Given task: Locate all lines with the word "that" and copy them out.

(Collected data entries)
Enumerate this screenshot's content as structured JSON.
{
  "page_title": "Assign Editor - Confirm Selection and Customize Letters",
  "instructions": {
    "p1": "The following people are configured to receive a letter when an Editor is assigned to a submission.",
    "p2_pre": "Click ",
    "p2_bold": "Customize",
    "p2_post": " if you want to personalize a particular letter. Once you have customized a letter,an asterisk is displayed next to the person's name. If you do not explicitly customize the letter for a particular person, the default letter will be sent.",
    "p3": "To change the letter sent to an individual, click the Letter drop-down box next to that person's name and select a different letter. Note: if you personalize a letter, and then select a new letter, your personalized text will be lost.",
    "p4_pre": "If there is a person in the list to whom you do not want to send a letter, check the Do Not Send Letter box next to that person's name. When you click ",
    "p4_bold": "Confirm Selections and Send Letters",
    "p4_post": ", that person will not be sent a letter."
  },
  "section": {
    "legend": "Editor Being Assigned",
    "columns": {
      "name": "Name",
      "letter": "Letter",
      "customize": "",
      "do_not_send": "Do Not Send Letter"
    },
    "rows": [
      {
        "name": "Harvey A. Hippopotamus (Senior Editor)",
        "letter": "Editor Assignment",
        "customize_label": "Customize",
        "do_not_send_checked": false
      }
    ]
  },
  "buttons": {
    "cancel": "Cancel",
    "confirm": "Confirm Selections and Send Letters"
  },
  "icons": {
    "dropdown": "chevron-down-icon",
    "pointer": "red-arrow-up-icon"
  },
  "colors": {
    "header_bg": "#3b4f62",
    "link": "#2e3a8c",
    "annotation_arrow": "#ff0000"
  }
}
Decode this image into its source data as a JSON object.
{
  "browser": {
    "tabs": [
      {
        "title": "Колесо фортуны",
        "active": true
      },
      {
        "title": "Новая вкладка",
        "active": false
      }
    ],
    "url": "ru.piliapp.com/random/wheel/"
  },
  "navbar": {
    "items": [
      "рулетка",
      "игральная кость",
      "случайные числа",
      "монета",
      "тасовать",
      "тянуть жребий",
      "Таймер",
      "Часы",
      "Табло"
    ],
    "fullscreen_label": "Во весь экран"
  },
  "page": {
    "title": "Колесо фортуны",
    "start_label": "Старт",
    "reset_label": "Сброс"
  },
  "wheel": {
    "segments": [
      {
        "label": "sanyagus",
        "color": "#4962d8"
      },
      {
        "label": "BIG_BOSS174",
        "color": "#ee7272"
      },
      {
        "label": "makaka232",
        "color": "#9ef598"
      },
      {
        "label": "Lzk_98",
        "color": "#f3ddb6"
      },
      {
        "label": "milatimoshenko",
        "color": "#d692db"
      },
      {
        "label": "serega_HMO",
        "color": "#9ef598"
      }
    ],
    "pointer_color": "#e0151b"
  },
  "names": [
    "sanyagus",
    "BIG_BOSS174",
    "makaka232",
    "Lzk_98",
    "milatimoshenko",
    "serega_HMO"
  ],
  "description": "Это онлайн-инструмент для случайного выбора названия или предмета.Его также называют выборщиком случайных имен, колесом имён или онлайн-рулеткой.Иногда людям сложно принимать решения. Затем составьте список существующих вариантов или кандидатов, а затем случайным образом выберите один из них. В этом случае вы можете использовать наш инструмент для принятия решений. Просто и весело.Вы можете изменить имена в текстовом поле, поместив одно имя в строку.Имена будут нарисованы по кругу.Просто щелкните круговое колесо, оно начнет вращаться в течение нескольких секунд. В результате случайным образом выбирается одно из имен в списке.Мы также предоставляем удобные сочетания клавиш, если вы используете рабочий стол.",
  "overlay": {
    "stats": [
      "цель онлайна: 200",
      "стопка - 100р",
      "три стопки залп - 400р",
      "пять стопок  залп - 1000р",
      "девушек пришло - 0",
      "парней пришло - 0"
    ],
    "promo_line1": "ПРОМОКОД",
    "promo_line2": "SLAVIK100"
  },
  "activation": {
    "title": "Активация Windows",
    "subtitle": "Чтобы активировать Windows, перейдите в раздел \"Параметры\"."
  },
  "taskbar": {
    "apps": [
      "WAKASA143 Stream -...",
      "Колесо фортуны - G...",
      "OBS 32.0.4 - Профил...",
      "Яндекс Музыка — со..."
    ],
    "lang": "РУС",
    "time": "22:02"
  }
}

Output below:
    "p3": "To change the letter sent to an individual, click the Letter drop-down box next to that person's name and select a different letter. Note: if you personalize a letter, and then select a new letter, your personalized text will be lost.",
    "p4_pre": "If there is a person in the list to whom you do not want to send a letter, check the Do Not Send Letter box next to that person's name. When you click ",
    "p4_post": ", that person will not be sent a letter."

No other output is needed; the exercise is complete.